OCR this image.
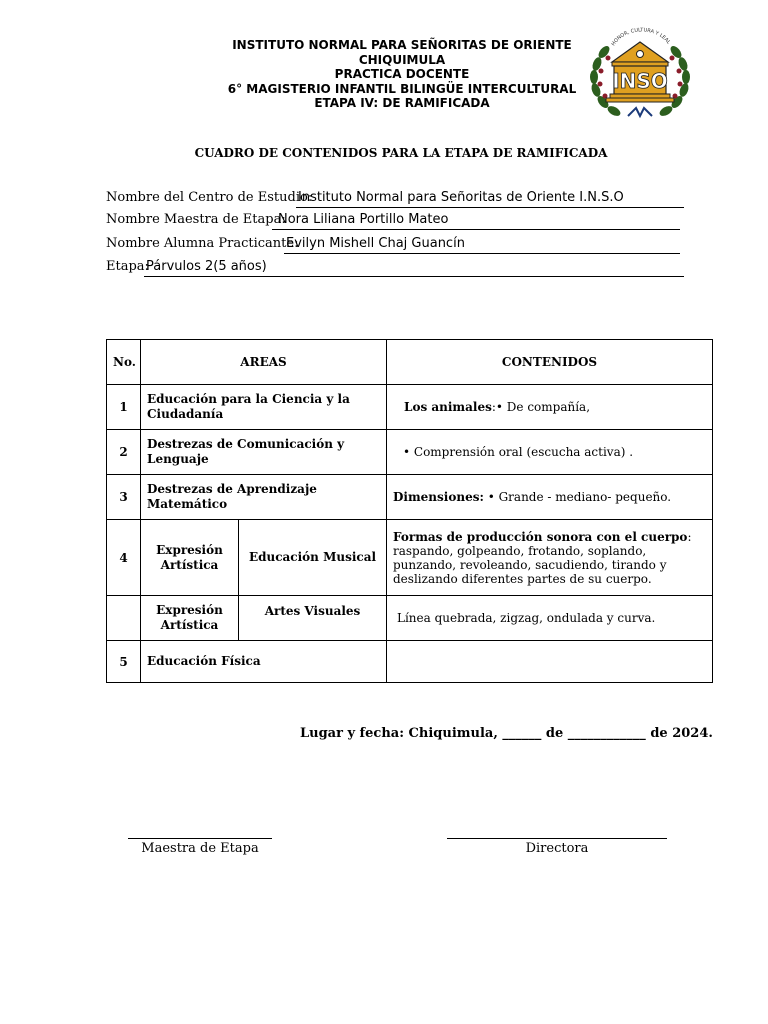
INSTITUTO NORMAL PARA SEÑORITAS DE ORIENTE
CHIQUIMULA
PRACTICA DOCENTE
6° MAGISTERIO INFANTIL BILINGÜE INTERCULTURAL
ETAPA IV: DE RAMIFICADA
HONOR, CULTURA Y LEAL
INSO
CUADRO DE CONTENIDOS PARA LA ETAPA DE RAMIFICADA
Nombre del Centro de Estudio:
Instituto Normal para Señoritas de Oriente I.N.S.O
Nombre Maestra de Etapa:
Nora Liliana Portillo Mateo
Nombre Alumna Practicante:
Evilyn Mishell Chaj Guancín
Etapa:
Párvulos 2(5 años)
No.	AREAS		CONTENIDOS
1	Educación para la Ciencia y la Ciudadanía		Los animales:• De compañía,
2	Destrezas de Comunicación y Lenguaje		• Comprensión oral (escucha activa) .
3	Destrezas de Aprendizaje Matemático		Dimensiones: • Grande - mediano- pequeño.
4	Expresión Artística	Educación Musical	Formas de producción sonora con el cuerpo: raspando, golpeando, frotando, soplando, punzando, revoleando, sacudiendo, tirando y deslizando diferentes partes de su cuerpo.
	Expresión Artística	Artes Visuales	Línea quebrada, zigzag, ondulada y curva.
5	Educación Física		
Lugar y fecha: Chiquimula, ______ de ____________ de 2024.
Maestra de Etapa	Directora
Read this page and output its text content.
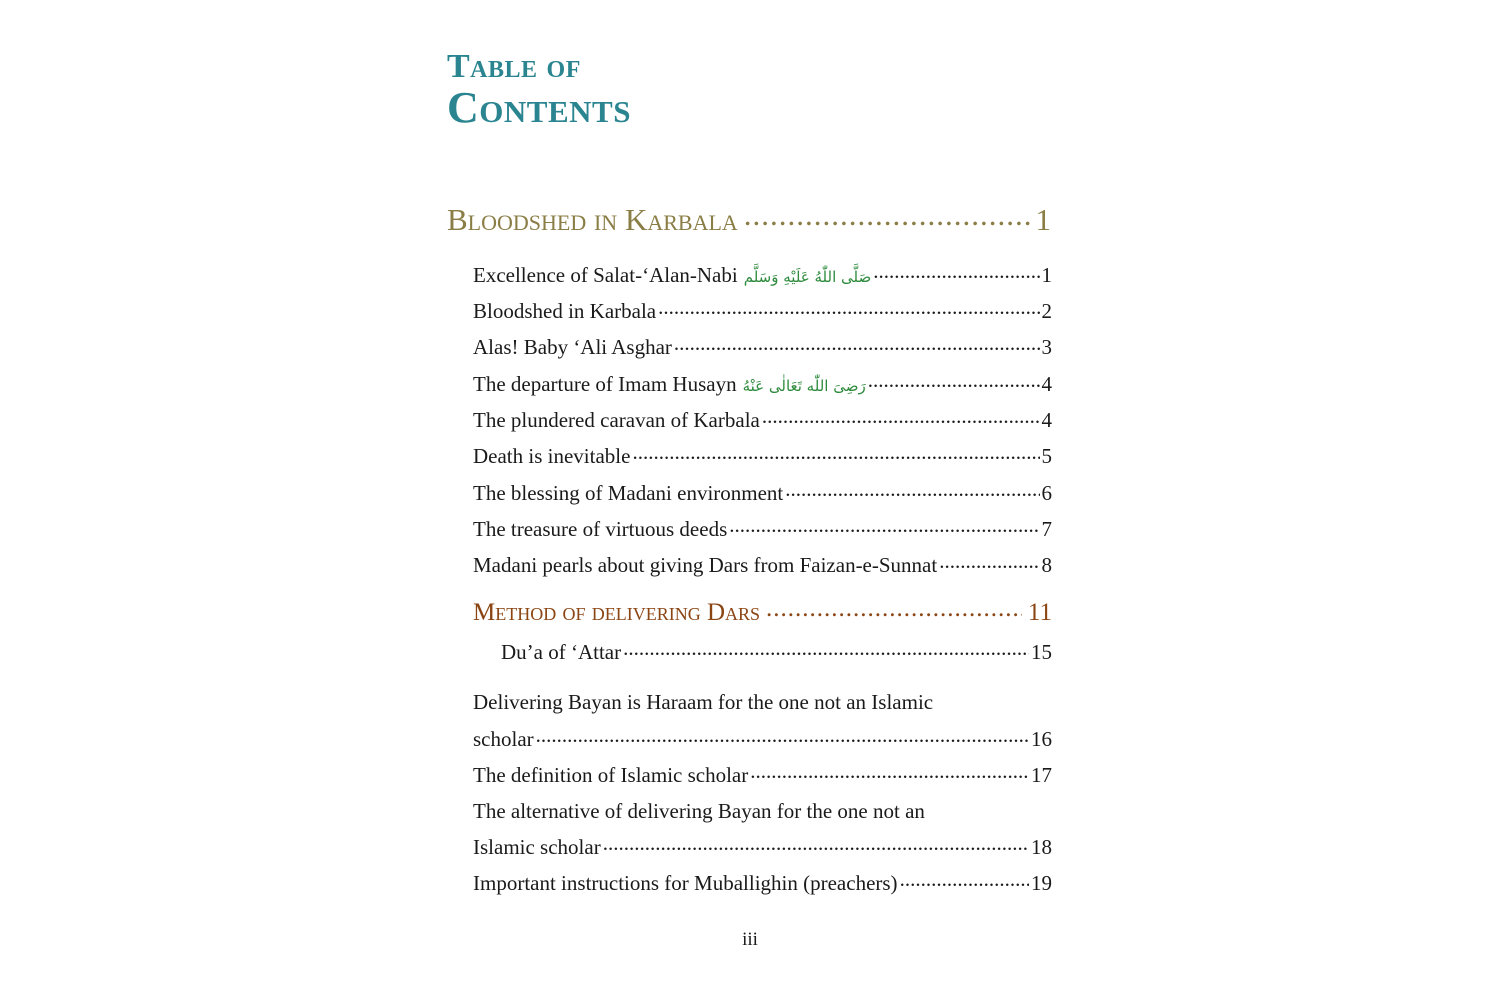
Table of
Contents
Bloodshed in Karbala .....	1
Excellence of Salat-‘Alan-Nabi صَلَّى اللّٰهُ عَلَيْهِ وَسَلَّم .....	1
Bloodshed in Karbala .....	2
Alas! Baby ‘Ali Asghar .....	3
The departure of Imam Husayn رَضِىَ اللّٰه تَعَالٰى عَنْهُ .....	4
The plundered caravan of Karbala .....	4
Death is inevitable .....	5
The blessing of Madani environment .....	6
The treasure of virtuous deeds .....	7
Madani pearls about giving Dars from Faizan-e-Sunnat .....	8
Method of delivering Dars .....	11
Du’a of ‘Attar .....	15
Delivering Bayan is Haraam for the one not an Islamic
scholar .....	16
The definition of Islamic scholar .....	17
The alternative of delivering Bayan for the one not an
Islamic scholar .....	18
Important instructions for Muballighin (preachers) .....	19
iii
==
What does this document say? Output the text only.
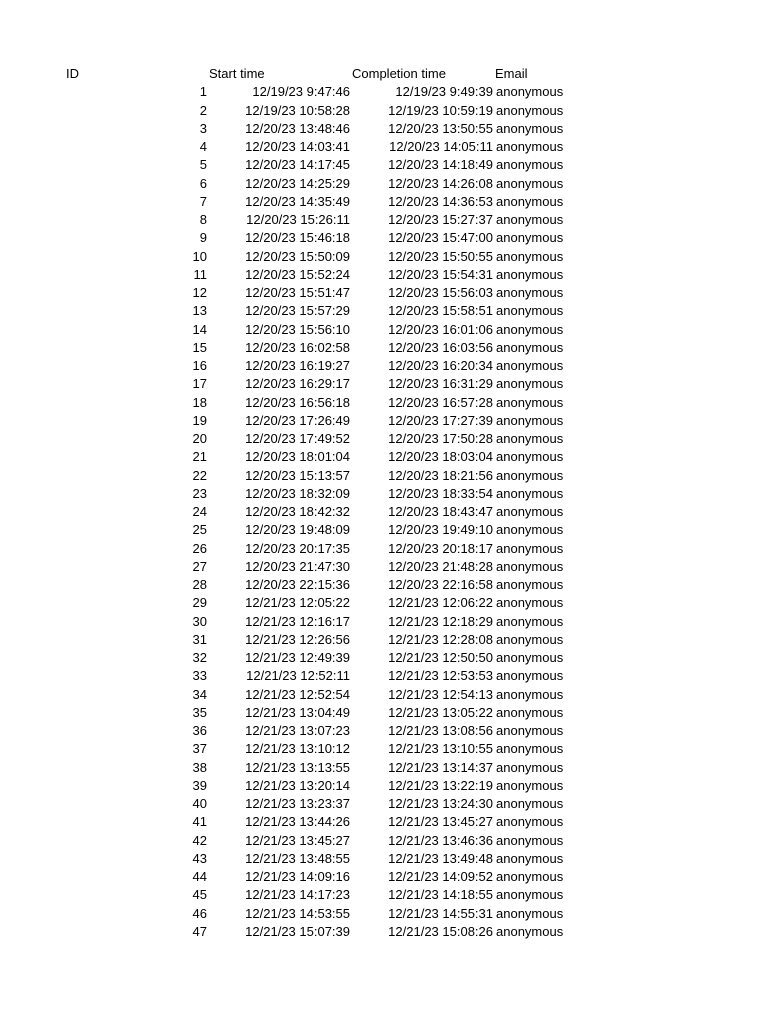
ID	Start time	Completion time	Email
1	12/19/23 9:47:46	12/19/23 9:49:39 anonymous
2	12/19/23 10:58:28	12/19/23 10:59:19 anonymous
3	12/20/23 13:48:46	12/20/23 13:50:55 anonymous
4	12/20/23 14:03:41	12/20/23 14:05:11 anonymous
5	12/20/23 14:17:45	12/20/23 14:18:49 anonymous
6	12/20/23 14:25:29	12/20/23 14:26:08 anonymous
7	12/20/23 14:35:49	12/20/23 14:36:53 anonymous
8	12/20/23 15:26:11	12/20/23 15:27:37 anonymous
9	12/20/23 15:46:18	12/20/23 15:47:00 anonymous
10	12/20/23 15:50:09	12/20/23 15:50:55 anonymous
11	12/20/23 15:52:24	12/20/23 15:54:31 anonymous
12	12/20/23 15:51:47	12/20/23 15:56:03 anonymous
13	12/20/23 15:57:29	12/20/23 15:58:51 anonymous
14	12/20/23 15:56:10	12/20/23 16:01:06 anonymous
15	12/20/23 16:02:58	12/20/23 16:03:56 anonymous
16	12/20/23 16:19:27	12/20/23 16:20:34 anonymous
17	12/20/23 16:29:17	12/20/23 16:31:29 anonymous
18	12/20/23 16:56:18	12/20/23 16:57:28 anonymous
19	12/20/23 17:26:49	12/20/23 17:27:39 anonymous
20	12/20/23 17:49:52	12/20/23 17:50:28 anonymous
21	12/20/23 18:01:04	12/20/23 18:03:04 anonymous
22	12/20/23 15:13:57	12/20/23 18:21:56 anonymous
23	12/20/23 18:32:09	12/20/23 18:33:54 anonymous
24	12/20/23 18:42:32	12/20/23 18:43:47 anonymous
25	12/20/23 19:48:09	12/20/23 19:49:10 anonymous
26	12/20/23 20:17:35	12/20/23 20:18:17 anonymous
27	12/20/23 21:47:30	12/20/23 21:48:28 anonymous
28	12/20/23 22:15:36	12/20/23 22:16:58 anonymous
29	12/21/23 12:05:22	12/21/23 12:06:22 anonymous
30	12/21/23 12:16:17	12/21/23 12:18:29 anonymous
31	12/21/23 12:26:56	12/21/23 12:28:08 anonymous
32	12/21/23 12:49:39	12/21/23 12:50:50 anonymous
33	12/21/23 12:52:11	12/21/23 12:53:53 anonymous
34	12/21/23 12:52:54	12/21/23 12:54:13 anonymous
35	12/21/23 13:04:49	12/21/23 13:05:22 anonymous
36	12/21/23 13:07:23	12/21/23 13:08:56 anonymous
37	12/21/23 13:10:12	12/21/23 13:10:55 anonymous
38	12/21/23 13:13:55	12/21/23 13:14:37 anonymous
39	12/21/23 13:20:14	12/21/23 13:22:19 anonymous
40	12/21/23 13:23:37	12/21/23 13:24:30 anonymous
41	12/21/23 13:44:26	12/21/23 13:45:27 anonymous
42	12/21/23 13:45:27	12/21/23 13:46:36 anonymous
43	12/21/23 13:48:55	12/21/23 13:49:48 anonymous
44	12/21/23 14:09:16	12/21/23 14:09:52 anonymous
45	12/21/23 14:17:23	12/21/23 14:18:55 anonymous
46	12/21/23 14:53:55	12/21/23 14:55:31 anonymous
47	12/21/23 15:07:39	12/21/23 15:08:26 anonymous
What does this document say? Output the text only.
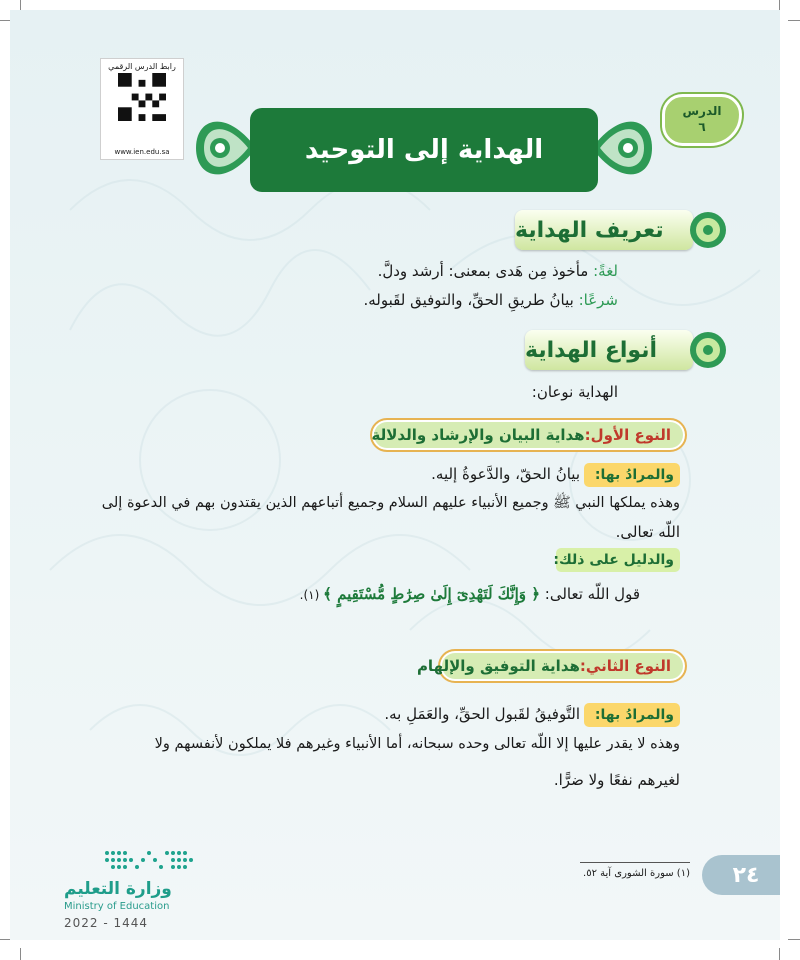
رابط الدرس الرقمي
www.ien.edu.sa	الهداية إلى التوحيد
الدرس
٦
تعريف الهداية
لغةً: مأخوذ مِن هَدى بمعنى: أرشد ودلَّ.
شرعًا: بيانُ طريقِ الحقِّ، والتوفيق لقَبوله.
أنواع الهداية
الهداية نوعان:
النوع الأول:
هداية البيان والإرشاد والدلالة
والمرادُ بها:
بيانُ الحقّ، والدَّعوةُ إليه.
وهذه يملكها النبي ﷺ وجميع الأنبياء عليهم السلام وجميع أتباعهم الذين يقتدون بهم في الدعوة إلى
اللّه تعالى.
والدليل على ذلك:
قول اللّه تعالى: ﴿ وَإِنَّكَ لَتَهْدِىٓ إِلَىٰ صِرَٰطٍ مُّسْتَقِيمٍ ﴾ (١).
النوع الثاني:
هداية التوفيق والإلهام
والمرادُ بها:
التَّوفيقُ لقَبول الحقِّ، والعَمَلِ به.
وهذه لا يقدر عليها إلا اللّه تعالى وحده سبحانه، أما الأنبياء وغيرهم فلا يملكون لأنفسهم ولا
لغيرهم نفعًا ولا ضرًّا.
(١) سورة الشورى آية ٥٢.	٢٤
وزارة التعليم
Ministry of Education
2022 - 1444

(TASK DETAILS): Copy out every line in the listing where the word "وهذه" appears.

(FINAL RESULT):
وهذه يملكها النبي ﷺ وجميع الأنبياء عليهم السلام وجميع أتباعهم الذين يقتدون بهم في الدعوة إلى
وهذه لا يقدر عليها إلا اللّه تعالى وحده سبحانه، أما الأنبياء وغيرهم فلا يملكون لأنفسهم ولا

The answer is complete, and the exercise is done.